* [Records that describe figures]
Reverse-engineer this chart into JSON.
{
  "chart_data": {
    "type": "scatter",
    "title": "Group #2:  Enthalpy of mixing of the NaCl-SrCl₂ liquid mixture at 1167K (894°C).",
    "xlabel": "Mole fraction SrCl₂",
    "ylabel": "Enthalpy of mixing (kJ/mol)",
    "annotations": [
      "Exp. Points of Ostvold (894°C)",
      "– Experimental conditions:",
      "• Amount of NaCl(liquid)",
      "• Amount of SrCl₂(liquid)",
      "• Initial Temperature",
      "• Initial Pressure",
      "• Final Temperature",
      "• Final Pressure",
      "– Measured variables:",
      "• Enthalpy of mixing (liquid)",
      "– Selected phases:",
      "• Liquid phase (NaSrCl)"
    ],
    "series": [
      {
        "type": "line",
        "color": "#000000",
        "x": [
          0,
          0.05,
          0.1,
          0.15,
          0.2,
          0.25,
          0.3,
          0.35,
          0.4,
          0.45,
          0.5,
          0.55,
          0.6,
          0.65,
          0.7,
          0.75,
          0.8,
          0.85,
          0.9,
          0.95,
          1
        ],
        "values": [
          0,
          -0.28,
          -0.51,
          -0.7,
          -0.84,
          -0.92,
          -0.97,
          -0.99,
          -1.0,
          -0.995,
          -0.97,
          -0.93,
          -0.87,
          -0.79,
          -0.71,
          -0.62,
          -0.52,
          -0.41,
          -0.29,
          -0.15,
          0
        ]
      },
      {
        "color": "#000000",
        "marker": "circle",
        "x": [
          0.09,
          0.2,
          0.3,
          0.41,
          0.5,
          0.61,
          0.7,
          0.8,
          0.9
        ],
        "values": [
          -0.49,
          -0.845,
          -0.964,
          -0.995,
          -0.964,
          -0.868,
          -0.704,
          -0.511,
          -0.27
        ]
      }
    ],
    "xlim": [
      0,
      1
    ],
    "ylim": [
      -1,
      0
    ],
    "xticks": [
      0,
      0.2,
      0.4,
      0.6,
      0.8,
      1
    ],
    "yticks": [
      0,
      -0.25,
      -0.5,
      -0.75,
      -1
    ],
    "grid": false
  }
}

* [Exercise brief] Transcribe all lines as written.

* [Solution]
Reverse-engineer this chart into JSON.
{
  "chart_data": {
    "type": "scatter",
    "title": "Group #2:  Enthalpy of mixing of the NaCl-SrCl₂ liquid mixture at 1167K (894°C).",
    "xlabel": "Mole fraction SrCl₂",
    "ylabel": "Enthalpy of mixing (kJ/mol)",
    "annotations": [
      "Exp. Points of Ostvold (894°C)",
      "– Experimental conditions:",
      "• Amount of NaCl(liquid)",
      "• Amount of SrCl₂(liquid)",
      "• Initial Temperature",
      "• Initial Pressure",
      "• Final Temperature",
      "• Final Pressure",
      "– Measured variables:",
      "• Enthalpy of mixing (liquid)",
      "– Selected phases:",
      "• Liquid phase (NaSrCl)"
    ],
    "series": [
      {
        "type": "line",
        "color": "#000000",
        "x": [
          0,
          0.05,
          0.1,
          0.15,
          0.2,
          0.25,
          0.3,
          0.35,
          0.4,
          0.45,
          0.5,
          0.55,
          0.6,
          0.65,
          0.7,
          0.75,
          0.8,
          0.85,
          0.9,
          0.95,
          1
        ],
        "values": [
          0,
          -0.28,
          -0.51,
          -0.7,
          -0.84,
          -0.92,
          -0.97,
          -0.99,
          -1.0,
          -0.995,
          -0.97,
          -0.93,
          -0.87,
          -0.79,
          -0.71,
          -0.62,
          -0.52,
          -0.41,
          -0.29,
          -0.15,
          0
        ]
      },
      {
        "color": "#000000",
        "marker": "circle",
        "x": [
          0.09,
          0.2,
          0.3,
          0.41,
          0.5,
          0.61,
          0.7,
          0.8,
          0.9
        ],
        "values": [
          -0.49,
          -0.845,
          -0.964,
          -0.995,
          -0.964,
          -0.868,
          -0.704,
          -0.511,
          -0.27
        ]
      }
    ],
    "xlim": [
      0,
      1
    ],
    "ylim": [
      -1,
      0
    ],
    "xticks": [
      0,
      0.2,
      0.4,
      0.6,
      0.8,
      1
    ],
    "yticks": [
      0,
      -0.25,
      -0.5,
      -0.75,
      -1
    ],
    "grid": false
  }
}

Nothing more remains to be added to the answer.